>> Begin DATA FOR THIS EXERCISE
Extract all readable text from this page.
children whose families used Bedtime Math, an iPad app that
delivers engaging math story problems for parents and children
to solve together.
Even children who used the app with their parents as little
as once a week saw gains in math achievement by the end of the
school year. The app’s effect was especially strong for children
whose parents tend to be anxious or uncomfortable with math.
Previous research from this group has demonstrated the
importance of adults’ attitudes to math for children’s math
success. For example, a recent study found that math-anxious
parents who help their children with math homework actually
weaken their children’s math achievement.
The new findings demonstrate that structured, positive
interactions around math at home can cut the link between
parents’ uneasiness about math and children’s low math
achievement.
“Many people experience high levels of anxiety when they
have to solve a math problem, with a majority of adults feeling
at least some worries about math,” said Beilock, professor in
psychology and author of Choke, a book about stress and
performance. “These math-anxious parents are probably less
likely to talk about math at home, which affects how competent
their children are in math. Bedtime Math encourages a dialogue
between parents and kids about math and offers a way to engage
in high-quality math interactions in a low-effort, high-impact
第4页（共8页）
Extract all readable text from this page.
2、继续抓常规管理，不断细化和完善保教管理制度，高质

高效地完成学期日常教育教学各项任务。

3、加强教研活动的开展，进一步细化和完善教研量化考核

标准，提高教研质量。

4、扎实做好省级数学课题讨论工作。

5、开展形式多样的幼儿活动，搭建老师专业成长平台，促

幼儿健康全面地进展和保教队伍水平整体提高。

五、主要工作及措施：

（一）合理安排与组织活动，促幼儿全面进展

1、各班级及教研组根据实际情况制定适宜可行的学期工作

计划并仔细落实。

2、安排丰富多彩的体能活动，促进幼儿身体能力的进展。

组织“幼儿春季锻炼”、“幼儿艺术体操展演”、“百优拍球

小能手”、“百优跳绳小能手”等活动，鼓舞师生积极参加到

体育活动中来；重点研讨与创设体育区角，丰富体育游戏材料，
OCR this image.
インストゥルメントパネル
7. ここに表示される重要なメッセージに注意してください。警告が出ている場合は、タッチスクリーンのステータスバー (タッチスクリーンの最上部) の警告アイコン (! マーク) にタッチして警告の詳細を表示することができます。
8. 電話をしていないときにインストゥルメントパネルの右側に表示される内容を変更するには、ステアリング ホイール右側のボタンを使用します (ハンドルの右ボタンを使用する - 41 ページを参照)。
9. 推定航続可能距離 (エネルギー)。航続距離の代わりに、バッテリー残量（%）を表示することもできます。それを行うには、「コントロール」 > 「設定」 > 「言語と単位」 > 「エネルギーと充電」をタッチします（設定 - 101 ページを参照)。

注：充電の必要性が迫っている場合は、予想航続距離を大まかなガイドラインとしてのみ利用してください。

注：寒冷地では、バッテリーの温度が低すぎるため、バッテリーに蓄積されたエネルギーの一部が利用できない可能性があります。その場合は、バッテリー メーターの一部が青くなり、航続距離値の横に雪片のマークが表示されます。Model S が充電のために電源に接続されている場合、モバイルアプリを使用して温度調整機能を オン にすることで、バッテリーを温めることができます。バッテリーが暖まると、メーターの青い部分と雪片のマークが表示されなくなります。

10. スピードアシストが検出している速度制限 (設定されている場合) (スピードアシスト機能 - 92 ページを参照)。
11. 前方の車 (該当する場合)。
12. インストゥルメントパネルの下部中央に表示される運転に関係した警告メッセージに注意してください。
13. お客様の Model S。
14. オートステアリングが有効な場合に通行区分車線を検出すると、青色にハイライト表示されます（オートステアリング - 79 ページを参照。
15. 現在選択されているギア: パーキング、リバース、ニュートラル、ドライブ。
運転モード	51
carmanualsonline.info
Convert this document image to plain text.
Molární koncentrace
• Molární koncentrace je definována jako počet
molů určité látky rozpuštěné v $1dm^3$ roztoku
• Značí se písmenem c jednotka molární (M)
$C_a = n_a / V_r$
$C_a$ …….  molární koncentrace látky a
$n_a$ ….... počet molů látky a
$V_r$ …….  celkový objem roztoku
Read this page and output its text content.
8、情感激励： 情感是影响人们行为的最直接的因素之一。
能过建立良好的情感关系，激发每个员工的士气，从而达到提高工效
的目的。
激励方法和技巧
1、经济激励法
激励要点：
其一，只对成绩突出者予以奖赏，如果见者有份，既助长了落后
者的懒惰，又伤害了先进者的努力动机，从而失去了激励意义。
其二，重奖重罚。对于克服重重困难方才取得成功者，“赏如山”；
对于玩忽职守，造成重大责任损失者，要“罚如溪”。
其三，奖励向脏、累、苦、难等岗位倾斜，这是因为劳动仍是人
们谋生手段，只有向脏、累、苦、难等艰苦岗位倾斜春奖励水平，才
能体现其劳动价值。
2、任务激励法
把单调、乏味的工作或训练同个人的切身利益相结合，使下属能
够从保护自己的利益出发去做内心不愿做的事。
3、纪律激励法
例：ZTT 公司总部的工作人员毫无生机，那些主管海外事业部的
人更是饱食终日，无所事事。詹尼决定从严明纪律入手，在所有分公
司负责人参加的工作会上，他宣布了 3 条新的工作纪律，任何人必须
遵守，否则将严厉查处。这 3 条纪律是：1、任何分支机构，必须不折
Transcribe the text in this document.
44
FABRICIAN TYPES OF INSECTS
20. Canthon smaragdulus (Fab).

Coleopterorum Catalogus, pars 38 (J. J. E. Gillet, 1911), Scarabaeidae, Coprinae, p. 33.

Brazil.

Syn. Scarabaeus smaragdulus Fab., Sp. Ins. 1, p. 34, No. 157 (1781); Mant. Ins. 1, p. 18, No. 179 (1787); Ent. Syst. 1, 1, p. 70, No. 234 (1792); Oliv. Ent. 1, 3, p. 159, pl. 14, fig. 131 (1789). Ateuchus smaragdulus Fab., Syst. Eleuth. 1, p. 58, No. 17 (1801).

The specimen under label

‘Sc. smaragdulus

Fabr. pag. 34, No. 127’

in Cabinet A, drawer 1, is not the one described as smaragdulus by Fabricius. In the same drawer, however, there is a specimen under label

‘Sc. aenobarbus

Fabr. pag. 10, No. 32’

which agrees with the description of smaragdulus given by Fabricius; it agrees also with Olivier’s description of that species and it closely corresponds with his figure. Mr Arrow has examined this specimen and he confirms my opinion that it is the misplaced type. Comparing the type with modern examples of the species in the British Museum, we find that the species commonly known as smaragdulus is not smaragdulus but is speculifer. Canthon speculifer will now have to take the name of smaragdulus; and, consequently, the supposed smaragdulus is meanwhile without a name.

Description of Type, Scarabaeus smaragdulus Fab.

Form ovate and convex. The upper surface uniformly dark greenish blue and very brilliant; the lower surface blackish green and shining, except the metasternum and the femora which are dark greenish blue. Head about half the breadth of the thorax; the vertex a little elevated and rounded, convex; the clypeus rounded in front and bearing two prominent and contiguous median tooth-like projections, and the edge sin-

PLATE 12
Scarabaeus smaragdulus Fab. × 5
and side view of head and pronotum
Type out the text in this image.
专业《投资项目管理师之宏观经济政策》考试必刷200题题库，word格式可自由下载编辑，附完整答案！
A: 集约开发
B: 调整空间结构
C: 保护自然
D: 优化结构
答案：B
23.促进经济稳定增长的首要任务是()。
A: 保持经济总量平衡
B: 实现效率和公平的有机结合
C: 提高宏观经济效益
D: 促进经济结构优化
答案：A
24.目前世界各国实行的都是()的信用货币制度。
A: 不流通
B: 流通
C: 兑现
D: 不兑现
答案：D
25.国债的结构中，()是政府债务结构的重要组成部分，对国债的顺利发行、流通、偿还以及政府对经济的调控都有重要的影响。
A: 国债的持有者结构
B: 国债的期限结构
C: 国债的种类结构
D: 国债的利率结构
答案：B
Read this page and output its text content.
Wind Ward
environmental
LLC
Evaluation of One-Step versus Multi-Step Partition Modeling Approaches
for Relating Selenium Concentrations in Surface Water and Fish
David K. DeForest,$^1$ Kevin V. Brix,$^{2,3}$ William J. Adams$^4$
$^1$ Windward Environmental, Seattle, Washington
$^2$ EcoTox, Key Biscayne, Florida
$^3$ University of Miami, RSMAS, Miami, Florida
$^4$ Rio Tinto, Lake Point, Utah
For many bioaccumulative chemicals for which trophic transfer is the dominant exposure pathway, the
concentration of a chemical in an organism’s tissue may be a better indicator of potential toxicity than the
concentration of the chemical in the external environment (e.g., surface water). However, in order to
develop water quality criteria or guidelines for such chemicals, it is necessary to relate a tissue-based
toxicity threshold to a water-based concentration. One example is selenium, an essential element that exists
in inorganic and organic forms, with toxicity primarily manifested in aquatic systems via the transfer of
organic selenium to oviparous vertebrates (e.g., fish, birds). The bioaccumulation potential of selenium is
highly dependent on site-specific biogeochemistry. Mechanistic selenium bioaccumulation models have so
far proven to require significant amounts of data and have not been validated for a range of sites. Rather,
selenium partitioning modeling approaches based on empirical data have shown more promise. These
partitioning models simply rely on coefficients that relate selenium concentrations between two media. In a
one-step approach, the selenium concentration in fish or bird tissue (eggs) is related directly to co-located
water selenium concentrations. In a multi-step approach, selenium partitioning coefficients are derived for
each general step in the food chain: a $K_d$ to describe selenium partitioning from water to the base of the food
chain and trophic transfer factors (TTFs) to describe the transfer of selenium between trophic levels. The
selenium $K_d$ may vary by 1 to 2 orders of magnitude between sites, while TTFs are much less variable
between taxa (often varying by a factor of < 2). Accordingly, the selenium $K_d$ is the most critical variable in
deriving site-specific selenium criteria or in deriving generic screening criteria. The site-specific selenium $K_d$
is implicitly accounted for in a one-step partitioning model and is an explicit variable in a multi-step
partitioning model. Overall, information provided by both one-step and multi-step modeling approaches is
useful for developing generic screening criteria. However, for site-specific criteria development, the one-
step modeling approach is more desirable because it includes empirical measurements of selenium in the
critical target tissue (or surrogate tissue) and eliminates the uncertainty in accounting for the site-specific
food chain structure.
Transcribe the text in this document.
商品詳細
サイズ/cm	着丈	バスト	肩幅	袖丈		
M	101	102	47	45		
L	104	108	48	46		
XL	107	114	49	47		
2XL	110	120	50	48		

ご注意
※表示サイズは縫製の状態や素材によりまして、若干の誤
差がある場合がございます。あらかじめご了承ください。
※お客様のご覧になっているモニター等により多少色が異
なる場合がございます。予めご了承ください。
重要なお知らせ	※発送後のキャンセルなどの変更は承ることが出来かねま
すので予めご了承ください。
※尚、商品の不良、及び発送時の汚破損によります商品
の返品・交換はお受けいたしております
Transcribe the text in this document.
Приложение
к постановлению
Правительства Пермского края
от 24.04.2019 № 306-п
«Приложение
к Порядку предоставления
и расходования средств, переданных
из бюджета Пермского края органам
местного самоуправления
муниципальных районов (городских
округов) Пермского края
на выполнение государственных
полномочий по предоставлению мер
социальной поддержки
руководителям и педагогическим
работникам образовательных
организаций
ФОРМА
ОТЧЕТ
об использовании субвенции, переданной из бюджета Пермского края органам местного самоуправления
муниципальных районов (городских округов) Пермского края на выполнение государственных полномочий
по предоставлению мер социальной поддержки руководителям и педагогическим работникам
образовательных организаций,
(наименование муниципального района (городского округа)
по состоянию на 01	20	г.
>> End DATA FOR THIS EXERCISE
_PROBLEM REQUIREMENTS_.
Which lines in the listing above hold the word "округов"? Show each of them.

_ANSWER TO THIS EXERCISE_.
округов) Пермского края
муниципальных районов (городских округов) Пермского края на выполнение государственных полномочий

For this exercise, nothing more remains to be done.